┌────────

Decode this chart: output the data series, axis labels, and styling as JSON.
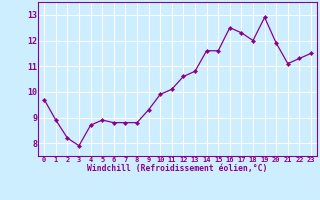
{
  "x": [
    0,
    1,
    2,
    3,
    4,
    5,
    6,
    7,
    8,
    9,
    10,
    11,
    12,
    13,
    14,
    15,
    16,
    17,
    18,
    19,
    20,
    21,
    22,
    23
  ],
  "y": [
    9.7,
    8.9,
    8.2,
    7.9,
    8.7,
    8.9,
    8.8,
    8.8,
    8.8,
    9.3,
    9.9,
    10.1,
    10.6,
    10.8,
    11.6,
    11.6,
    12.5,
    12.3,
    12.0,
    12.9,
    11.9,
    11.1,
    11.3,
    11.5
  ],
  "line_color": "#8B008B",
  "marker": "D",
  "marker_size": 2.2,
  "background_color": "#cceeff",
  "grid_color": "#ffffff",
  "xlabel": "Windchill (Refroidissement éolien,°C)",
  "xlabel_color": "#8B008B",
  "tick_color": "#8B008B",
  "ylim": [
    7.5,
    13.5
  ],
  "xlim": [
    -0.5,
    23.5
  ],
  "yticks": [
    8,
    9,
    10,
    11,
    12,
    13
  ],
  "xticks": [
    0,
    1,
    2,
    3,
    4,
    5,
    6,
    7,
    8,
    9,
    10,
    11,
    12,
    13,
    14,
    15,
    16,
    17,
    18,
    19,
    20,
    21,
    22,
    23
  ],
  "xtick_labels": [
    "0",
    "1",
    "2",
    "3",
    "4",
    "5",
    "6",
    "7",
    "8",
    "9",
    "10",
    "11",
    "12",
    "13",
    "14",
    "15",
    "16",
    "17",
    "18",
    "19",
    "20",
    "21",
    "22",
    "23"
  ]
}
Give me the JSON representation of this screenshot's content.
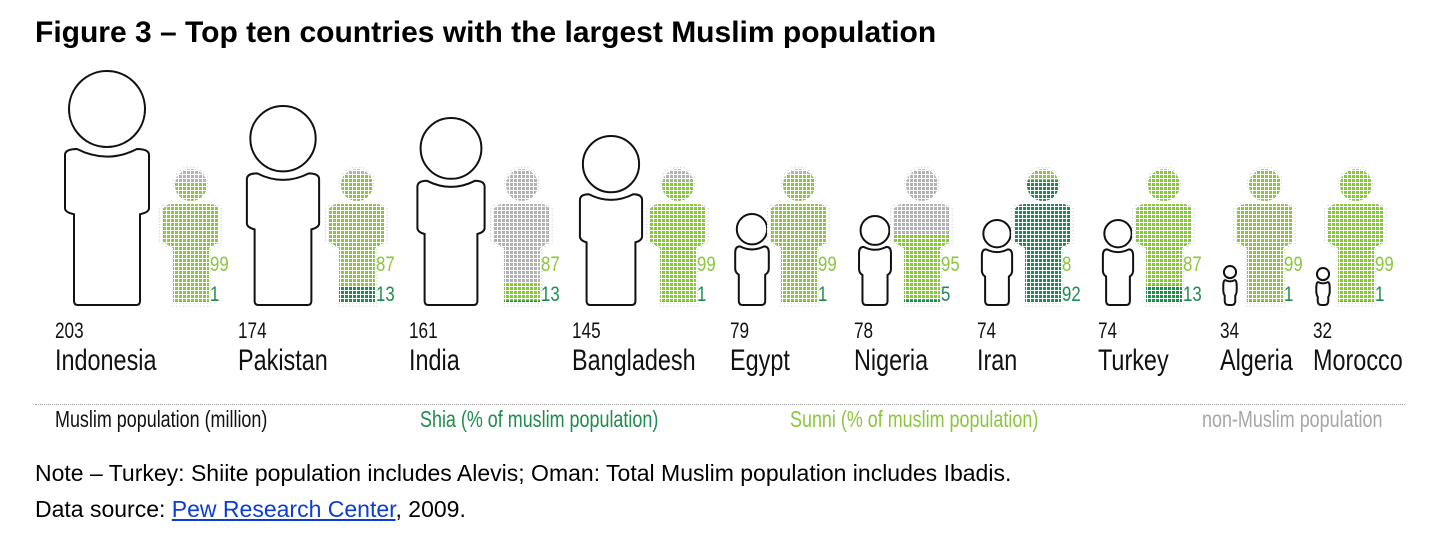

└────────

▸ Exercise details
Quote all of the entries word for word, omitting any pictures.

▸ Problem solution
Decode this chart: output the data series, axis labels, and styling as JSON.
{
  "x": [
    0,
    1,
    2,
    3,
    4,
    5,
    6,
    7,
    8,
    9,
    10,
    11,
    12,
    13,
    14,
    15,
    16,
    17,
    18,
    19,
    20,
    21,
    22,
    23
  ],
  "y": [
    9.7,
    8.9,
    8.2,
    7.9,
    8.7,
    8.9,
    8.8,
    8.8,
    8.8,
    9.3,
    9.9,
    10.1,
    10.6,
    10.8,
    11.6,
    11.6,
    12.5,
    12.3,
    12.0,
    12.9,
    11.9,
    11.1,
    11.3,
    11.5
  ],
  "line_color": "#8B008B",
  "marker": "D",
  "marker_size": 2.2,
  "background_color": "#cceeff",
  "grid_color": "#ffffff",
  "xlabel": "Windchill (Refroidissement éolien,°C)",
  "xlabel_color": "#8B008B",
  "tick_color": "#8B008B",
  "ylim": [
    7.5,
    13.5
  ],
  "xlim": [
    -0.5,
    23.5
  ],
  "yticks": [
    8,
    9,
    10,
    11,
    12,
    13
  ],
  "xticks": [
    0,
    1,
    2,
    3,
    4,
    5,
    6,
    7,
    8,
    9,
    10,
    11,
    12,
    13,
    14,
    15,
    16,
    17,
    18,
    19,
    20,
    21,
    22,
    23
  ],
  "xtick_labels": [
    "0",
    "1",
    "2",
    "3",
    "4",
    "5",
    "6",
    "7",
    "8",
    "9",
    "10",
    "11",
    "12",
    "13",
    "14",
    "15",
    "16",
    "17",
    "18",
    "19",
    "20",
    "21",
    "22",
    "23"
  ]
}
Give me the JSON representation of this screenshot's content.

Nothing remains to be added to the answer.